— start Records for processing —

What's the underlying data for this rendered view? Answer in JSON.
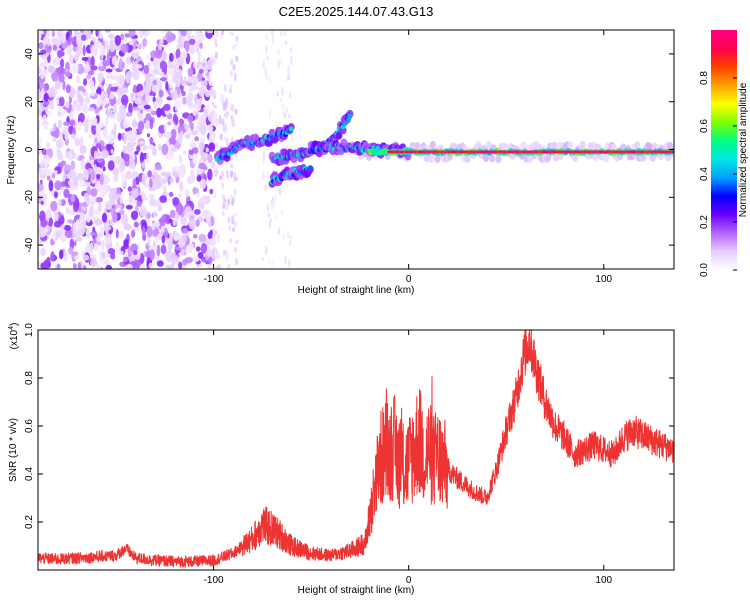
{
  "title": "C2E5.2025.144.07.43.G13",
  "chart_data": [
    {
      "type": "heatmap",
      "xlabel": "Height of straight line (km)",
      "ylabel": "Frequency (Hz)",
      "xlim": [
        -190,
        136
      ],
      "ylim": [
        -50,
        50
      ],
      "x_ticks": [
        -100,
        0,
        100
      ],
      "y_ticks": [
        -40,
        -20,
        0,
        20,
        40
      ],
      "colorbar": {
        "label": "Normalized spectral amplitude",
        "range": [
          0,
          1
        ],
        "ticks": [
          0.0,
          0.2,
          0.4,
          0.6,
          0.8
        ],
        "colors": [
          "#ffffff",
          "#e6ccff",
          "#b366ff",
          "#6a00ff",
          "#0000ff",
          "#00a0ff",
          "#00e6e6",
          "#00ff80",
          "#80ff00",
          "#ffff00",
          "#ffa000",
          "#ff4000",
          "#ff0050",
          "#ff0080"
        ]
      },
      "features": {
        "noise_region_x": [
          -190,
          -100
        ],
        "signal_line_x": [
          -20,
          136
        ],
        "signal_line_freq": -1,
        "branches": [
          {
            "x": [
              -98,
              -85,
              -70,
              -60
            ],
            "y": [
              -4,
              2,
              5,
              8
            ]
          },
          {
            "x": [
              -70,
              -55,
              -40,
              -30
            ],
            "y": [
              -4,
              -2,
              3,
              14
            ]
          },
          {
            "x": [
              -70,
              -60,
              -50
            ],
            "y": [
              -13,
              -10,
              -8
            ]
          },
          {
            "x": [
              -50,
              -35,
              -20,
              0
            ],
            "y": [
              0,
              1,
              0,
              -1
            ]
          }
        ]
      }
    },
    {
      "type": "line",
      "xlabel": "Height of straight line (km)",
      "ylabel": "SNR (10 * v/v)",
      "multiplier_label": "(x10",
      "multiplier_exp": "4",
      "multiplier_close": ")",
      "xlim": [
        -190,
        136
      ],
      "ylim": [
        0,
        1.0
      ],
      "x_ticks": [
        -100,
        0,
        100
      ],
      "y_ticks": [
        0.2,
        0.4,
        0.6,
        0.8,
        1.0
      ],
      "color": "#ee3333",
      "series": [
        {
          "x": [
            -190,
            -180,
            -170,
            -160,
            -150,
            -145,
            -140,
            -130,
            -120,
            -110,
            -100,
            -90,
            -80,
            -75,
            -70,
            -65,
            -60,
            -50,
            -40,
            -30,
            -25,
            -22,
            -20,
            -17,
            -15,
            -12,
            -10,
            -8,
            -5,
            -2,
            0,
            3,
            5,
            8,
            10,
            13,
            15,
            18,
            20,
            25,
            30,
            35,
            40,
            45,
            50,
            55,
            58,
            60,
            62,
            65,
            70,
            75,
            80,
            85,
            90,
            95,
            100,
            105,
            110,
            115,
            120,
            125,
            130,
            136
          ],
          "y": [
            0.05,
            0.045,
            0.05,
            0.055,
            0.06,
            0.09,
            0.05,
            0.04,
            0.035,
            0.035,
            0.04,
            0.07,
            0.13,
            0.19,
            0.17,
            0.14,
            0.1,
            0.07,
            0.06,
            0.08,
            0.1,
            0.12,
            0.22,
            0.35,
            0.45,
            0.5,
            0.48,
            0.52,
            0.46,
            0.42,
            0.45,
            0.5,
            0.55,
            0.48,
            0.5,
            0.45,
            0.48,
            0.44,
            0.42,
            0.38,
            0.35,
            0.32,
            0.3,
            0.42,
            0.58,
            0.72,
            0.85,
            0.92,
            0.96,
            0.85,
            0.7,
            0.6,
            0.55,
            0.48,
            0.5,
            0.52,
            0.5,
            0.48,
            0.55,
            0.58,
            0.56,
            0.54,
            0.52,
            0.5
          ]
        }
      ]
    }
  ]
}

— end Records for processing —

> _What the task asks_: Restate the data above exactly, stripping out each image.

> _Task answer_:
What's the underlying data for this rendered view? Answer in JSON.
{
  "title": "C2E5.2025.144.07.43.G13",
  "chart_data": [
    {
      "type": "heatmap",
      "xlabel": "Height of straight line (km)",
      "ylabel": "Frequency (Hz)",
      "xlim": [
        -190,
        136
      ],
      "ylim": [
        -50,
        50
      ],
      "x_ticks": [
        -100,
        0,
        100
      ],
      "y_ticks": [
        -40,
        -20,
        0,
        20,
        40
      ],
      "colorbar": {
        "label": "Normalized spectral amplitude",
        "range": [
          0,
          1
        ],
        "ticks": [
          0.0,
          0.2,
          0.4,
          0.6,
          0.8
        ],
        "colors": [
          "#ffffff",
          "#e6ccff",
          "#b366ff",
          "#6a00ff",
          "#0000ff",
          "#00a0ff",
          "#00e6e6",
          "#00ff80",
          "#80ff00",
          "#ffff00",
          "#ffa000",
          "#ff4000",
          "#ff0050",
          "#ff0080"
        ]
      },
      "features": {
        "noise_region_x": [
          -190,
          -100
        ],
        "signal_line_x": [
          -20,
          136
        ],
        "signal_line_freq": -1,
        "branches": [
          {
            "x": [
              -98,
              -85,
              -70,
              -60
            ],
            "y": [
              -4,
              2,
              5,
              8
            ]
          },
          {
            "x": [
              -70,
              -55,
              -40,
              -30
            ],
            "y": [
              -4,
              -2,
              3,
              14
            ]
          },
          {
            "x": [
              -70,
              -60,
              -50
            ],
            "y": [
              -13,
              -10,
              -8
            ]
          },
          {
            "x": [
              -50,
              -35,
              -20,
              0
            ],
            "y": [
              0,
              1,
              0,
              -1
            ]
          }
        ]
      }
    },
    {
      "type": "line",
      "xlabel": "Height of straight line (km)",
      "ylabel": "SNR (10 * v/v)",
      "multiplier_label": "(x10",
      "multiplier_exp": "4",
      "multiplier_close": ")",
      "xlim": [
        -190,
        136
      ],
      "ylim": [
        0,
        1.0
      ],
      "x_ticks": [
        -100,
        0,
        100
      ],
      "y_ticks": [
        0.2,
        0.4,
        0.6,
        0.8,
        1.0
      ],
      "color": "#ee3333",
      "series": [
        {
          "x": [
            -190,
            -180,
            -170,
            -160,
            -150,
            -145,
            -140,
            -130,
            -120,
            -110,
            -100,
            -90,
            -80,
            -75,
            -70,
            -65,
            -60,
            -50,
            -40,
            -30,
            -25,
            -22,
            -20,
            -17,
            -15,
            -12,
            -10,
            -8,
            -5,
            -2,
            0,
            3,
            5,
            8,
            10,
            13,
            15,
            18,
            20,
            25,
            30,
            35,
            40,
            45,
            50,
            55,
            58,
            60,
            62,
            65,
            70,
            75,
            80,
            85,
            90,
            95,
            100,
            105,
            110,
            115,
            120,
            125,
            130,
            136
          ],
          "y": [
            0.05,
            0.045,
            0.05,
            0.055,
            0.06,
            0.09,
            0.05,
            0.04,
            0.035,
            0.035,
            0.04,
            0.07,
            0.13,
            0.19,
            0.17,
            0.14,
            0.1,
            0.07,
            0.06,
            0.08,
            0.1,
            0.12,
            0.22,
            0.35,
            0.45,
            0.5,
            0.48,
            0.52,
            0.46,
            0.42,
            0.45,
            0.5,
            0.55,
            0.48,
            0.5,
            0.45,
            0.48,
            0.44,
            0.42,
            0.38,
            0.35,
            0.32,
            0.3,
            0.42,
            0.58,
            0.72,
            0.85,
            0.92,
            0.96,
            0.85,
            0.7,
            0.6,
            0.55,
            0.48,
            0.5,
            0.52,
            0.5,
            0.48,
            0.55,
            0.58,
            0.56,
            0.54,
            0.52,
            0.5
          ]
        }
      ]
    }
  ]
}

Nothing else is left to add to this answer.